**What you will do**
Search the listing below for the string "heart" and show each line that contains it.

**Material supplied**
*****

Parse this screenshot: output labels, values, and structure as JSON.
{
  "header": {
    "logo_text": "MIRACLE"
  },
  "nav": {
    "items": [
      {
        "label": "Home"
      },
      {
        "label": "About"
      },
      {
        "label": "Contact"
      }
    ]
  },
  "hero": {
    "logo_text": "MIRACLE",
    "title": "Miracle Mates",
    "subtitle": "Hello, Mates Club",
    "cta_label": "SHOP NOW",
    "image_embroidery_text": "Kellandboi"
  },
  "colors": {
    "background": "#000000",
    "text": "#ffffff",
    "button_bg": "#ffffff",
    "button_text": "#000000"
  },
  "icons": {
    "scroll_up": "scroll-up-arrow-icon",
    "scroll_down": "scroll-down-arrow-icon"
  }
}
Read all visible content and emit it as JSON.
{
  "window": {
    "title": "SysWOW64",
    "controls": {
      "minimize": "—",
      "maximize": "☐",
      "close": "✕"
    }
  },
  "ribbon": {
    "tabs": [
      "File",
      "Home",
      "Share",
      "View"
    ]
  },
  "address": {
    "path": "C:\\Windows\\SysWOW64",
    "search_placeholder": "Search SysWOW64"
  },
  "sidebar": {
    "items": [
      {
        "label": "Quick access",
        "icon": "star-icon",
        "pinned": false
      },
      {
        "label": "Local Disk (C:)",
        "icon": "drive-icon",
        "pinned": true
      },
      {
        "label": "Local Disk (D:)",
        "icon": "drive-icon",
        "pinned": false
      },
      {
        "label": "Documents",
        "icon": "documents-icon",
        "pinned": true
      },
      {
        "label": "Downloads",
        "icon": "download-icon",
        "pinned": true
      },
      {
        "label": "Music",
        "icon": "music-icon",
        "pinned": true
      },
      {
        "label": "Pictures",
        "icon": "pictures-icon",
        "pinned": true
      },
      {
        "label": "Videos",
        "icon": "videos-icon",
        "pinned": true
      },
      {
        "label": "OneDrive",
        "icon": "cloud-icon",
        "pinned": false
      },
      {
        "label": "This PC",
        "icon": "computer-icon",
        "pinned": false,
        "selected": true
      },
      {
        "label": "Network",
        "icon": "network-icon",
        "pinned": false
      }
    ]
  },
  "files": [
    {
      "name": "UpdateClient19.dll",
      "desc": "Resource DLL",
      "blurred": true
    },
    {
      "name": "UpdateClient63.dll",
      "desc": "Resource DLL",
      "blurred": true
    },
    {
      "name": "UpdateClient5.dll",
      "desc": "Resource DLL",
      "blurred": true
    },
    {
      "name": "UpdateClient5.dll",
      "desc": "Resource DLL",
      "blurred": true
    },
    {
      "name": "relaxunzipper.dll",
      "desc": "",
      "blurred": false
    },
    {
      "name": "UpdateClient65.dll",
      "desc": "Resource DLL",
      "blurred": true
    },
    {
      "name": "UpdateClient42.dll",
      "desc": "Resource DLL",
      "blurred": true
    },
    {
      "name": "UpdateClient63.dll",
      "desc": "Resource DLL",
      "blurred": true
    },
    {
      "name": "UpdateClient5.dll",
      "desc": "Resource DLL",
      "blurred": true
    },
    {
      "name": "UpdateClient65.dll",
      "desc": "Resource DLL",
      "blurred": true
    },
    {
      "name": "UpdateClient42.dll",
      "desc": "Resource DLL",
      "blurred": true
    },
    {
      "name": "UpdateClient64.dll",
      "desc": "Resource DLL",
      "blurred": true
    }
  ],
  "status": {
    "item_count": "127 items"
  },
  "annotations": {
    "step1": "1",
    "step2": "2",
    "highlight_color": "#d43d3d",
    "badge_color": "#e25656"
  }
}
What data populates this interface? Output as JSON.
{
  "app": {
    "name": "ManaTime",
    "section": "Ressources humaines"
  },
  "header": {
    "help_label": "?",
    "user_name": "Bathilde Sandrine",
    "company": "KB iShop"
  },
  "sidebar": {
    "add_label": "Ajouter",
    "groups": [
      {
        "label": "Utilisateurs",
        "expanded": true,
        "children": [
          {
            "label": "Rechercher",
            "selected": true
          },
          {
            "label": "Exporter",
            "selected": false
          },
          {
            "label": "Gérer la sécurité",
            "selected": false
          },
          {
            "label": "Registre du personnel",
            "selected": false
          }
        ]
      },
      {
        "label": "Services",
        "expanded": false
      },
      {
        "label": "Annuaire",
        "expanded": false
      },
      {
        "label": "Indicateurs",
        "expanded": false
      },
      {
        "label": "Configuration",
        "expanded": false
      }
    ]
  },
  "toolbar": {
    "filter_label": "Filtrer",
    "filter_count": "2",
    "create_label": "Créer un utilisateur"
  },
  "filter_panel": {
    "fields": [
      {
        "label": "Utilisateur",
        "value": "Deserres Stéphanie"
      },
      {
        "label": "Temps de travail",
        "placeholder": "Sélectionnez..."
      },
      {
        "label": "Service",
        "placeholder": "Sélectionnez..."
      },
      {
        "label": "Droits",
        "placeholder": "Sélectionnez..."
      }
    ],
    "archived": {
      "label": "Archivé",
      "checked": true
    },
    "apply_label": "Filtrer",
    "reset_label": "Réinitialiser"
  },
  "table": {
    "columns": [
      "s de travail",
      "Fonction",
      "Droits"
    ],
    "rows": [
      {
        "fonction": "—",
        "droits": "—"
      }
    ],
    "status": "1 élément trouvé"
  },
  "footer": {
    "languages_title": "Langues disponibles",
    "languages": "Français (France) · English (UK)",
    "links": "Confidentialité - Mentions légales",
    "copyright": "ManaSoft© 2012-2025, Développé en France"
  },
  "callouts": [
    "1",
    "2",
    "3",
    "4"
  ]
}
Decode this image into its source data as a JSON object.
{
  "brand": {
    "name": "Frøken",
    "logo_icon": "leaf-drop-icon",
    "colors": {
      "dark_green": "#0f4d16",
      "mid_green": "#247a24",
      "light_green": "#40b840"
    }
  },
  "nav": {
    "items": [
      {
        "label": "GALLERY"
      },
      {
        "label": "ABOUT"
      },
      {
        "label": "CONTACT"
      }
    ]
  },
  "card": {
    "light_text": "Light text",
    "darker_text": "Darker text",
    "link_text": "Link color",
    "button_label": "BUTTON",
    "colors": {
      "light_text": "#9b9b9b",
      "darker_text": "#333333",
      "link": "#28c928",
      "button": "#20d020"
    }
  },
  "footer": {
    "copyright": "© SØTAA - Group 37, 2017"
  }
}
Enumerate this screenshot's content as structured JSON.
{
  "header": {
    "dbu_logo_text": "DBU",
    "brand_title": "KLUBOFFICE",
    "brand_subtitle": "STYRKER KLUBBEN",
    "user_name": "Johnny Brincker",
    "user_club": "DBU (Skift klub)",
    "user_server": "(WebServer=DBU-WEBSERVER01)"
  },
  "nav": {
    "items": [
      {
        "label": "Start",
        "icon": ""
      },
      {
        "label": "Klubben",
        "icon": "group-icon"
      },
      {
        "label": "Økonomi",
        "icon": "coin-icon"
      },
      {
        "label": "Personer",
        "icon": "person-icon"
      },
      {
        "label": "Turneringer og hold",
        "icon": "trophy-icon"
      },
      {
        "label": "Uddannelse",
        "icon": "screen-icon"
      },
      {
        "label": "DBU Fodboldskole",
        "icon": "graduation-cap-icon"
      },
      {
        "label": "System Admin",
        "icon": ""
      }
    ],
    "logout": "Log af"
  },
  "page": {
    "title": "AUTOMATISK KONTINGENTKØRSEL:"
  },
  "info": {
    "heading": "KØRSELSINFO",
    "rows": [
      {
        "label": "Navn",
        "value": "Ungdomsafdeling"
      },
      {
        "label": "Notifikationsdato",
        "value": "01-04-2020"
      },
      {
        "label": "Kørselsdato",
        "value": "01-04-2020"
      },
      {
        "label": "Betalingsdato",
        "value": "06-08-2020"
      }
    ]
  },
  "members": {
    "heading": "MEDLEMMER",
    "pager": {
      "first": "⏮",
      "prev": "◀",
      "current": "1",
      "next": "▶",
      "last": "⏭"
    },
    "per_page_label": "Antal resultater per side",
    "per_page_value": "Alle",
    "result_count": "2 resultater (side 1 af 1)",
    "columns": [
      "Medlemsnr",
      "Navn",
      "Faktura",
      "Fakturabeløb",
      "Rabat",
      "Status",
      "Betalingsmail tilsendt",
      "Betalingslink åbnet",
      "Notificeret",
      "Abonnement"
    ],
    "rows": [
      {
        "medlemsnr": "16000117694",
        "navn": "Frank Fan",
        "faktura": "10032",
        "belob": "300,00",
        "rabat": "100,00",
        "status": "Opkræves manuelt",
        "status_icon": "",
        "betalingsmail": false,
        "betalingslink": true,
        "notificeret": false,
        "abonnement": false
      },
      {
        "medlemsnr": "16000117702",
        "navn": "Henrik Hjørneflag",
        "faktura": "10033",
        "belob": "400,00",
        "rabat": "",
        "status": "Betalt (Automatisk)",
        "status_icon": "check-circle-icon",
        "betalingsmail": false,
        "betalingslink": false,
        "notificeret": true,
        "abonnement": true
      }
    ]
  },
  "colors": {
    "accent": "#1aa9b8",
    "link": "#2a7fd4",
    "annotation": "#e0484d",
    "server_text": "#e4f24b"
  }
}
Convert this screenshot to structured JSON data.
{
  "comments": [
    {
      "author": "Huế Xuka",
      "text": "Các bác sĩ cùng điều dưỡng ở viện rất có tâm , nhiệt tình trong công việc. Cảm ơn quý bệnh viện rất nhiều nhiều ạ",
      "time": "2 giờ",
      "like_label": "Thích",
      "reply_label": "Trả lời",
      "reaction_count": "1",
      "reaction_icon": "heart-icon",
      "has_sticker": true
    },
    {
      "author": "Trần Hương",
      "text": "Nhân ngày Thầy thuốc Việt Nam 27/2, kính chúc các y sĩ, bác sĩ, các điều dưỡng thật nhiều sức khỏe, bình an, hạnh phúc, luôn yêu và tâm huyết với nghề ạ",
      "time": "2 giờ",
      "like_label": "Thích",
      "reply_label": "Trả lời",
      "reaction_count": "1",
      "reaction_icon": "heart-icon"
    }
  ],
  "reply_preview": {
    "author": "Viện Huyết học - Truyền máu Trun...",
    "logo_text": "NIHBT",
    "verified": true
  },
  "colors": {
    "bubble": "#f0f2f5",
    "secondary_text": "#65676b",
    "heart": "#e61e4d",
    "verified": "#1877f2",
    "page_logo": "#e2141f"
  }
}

*****

**Full answer**
      "reaction_icon": "heart-icon",
      "reaction_icon": "heart-icon"
    "heart": "#e61e4d",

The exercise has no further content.